Stored entries:
--- --- ---
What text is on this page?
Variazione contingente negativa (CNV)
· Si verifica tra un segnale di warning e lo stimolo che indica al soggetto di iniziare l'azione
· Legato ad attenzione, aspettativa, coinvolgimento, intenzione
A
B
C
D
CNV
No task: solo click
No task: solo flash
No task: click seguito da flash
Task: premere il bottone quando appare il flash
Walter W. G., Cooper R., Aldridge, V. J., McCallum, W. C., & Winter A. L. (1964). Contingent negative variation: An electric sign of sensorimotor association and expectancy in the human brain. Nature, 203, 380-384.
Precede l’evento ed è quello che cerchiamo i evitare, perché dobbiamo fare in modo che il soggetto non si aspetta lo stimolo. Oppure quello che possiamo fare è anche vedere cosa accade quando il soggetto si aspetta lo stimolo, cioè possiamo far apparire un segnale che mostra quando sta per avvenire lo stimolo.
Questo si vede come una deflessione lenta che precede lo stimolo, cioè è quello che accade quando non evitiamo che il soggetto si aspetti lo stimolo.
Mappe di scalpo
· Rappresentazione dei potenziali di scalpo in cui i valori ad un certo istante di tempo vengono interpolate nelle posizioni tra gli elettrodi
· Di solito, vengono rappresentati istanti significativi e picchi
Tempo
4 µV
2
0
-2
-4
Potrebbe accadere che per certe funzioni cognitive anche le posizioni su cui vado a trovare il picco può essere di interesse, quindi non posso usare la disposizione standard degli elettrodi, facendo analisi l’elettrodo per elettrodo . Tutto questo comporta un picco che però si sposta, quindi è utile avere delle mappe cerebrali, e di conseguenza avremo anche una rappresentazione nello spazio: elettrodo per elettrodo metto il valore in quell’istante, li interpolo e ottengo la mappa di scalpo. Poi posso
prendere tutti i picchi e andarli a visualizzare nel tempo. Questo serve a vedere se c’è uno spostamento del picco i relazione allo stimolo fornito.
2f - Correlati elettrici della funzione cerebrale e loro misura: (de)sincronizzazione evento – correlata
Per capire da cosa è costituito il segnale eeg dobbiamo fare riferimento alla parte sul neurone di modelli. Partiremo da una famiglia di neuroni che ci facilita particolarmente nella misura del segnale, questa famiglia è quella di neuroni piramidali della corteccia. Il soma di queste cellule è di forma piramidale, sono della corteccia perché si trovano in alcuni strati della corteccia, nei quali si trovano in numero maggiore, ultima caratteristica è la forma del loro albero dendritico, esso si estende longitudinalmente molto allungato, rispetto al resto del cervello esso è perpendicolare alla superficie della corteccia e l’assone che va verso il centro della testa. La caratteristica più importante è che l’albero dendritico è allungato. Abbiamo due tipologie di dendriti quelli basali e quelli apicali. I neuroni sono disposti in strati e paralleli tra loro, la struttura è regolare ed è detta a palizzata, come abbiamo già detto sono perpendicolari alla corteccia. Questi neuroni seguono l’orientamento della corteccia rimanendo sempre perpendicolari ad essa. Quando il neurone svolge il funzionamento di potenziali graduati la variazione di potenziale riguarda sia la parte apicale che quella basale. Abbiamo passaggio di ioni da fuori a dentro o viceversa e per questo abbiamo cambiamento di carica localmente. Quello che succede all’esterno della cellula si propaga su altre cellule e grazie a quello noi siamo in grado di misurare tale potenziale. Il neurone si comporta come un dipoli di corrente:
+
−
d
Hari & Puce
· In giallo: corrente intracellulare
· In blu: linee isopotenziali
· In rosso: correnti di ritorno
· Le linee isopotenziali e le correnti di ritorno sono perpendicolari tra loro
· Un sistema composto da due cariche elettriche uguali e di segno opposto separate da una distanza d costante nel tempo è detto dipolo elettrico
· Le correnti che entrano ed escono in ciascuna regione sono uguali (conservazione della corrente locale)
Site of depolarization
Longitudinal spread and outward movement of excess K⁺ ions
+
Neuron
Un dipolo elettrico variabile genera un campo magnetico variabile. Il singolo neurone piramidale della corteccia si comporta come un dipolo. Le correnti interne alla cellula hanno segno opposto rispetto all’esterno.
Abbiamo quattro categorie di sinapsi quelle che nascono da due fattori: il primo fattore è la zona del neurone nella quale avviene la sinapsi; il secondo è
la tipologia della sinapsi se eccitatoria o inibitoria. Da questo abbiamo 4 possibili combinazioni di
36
--- --- ---
* _Task brief_: Locate the lines above that contain "ritorno" and copy them.

* _The solution_:
· In rosso: correnti di ritorno
· Le linee isopotenziali e le correnti di ritorno sono perpendicolari tra loro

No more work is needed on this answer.